» **The records**:

____

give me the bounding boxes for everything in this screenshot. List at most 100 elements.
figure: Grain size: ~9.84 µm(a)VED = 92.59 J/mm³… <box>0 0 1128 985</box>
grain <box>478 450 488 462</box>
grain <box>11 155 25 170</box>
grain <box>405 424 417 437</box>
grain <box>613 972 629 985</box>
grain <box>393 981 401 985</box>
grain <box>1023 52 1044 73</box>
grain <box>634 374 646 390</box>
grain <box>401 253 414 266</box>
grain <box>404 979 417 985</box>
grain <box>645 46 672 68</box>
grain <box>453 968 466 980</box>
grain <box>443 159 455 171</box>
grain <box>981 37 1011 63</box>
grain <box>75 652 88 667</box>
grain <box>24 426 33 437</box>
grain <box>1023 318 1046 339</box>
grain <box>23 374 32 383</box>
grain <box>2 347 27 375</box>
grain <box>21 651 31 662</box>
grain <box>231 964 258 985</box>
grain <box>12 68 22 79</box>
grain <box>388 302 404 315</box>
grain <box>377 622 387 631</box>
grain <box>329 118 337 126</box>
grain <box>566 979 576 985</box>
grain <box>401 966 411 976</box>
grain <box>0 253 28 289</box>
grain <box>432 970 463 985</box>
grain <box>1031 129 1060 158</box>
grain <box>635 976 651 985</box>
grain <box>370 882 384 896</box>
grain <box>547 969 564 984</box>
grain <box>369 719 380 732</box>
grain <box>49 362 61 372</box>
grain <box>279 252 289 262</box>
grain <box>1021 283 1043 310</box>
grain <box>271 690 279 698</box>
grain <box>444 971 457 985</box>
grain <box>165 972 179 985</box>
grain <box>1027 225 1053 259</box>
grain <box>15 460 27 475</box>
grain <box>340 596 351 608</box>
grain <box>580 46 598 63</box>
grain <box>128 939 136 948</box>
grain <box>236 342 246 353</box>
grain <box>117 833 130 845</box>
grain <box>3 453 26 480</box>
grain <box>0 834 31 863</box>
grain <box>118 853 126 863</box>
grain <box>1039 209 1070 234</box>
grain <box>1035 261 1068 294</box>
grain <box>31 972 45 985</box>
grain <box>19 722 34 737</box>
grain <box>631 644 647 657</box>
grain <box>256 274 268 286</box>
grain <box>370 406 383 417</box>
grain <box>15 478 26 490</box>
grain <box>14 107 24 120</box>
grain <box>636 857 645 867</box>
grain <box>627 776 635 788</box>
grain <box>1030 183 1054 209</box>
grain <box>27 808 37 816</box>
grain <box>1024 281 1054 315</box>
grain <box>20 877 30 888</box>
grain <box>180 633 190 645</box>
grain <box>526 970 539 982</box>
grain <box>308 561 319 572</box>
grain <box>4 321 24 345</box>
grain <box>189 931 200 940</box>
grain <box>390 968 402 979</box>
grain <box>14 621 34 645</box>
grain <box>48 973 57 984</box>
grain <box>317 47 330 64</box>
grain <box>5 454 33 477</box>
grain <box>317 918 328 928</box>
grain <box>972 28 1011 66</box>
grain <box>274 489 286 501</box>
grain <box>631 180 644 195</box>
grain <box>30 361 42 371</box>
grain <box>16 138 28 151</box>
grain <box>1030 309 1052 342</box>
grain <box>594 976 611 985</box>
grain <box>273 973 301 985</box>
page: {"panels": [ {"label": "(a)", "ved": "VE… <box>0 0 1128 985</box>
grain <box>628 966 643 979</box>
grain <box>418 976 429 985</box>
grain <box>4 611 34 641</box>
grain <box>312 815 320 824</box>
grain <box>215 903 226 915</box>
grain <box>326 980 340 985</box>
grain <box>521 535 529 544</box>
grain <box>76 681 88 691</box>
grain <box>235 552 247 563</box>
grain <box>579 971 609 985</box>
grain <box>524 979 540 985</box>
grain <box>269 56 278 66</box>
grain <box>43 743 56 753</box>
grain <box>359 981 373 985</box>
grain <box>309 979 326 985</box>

____

» **What to do**: Extract the data verbatim, starting at its very first line and ending at the line that contains "grain <box>23 374 32 383</box>", with both of those lines included.

» **Solution below**:
give me the bounding boxes for everything in this screenshot. List at most 100 elements.
figure: Grain size: ~9.84 µm(a)VED = 92.59 J/mm³… <box>0 0 1128 985</box>
grain <box>478 450 488 462</box>
grain <box>11 155 25 170</box>
grain <box>405 424 417 437</box>
grain <box>613 972 629 985</box>
grain <box>393 981 401 985</box>
grain <box>1023 52 1044 73</box>
grain <box>634 374 646 390</box>
grain <box>401 253 414 266</box>
grain <box>404 979 417 985</box>
grain <box>645 46 672 68</box>
grain <box>453 968 466 980</box>
grain <box>443 159 455 171</box>
grain <box>981 37 1011 63</box>
grain <box>75 652 88 667</box>
grain <box>24 426 33 437</box>
grain <box>1023 318 1046 339</box>
grain <box>23 374 32 383</box>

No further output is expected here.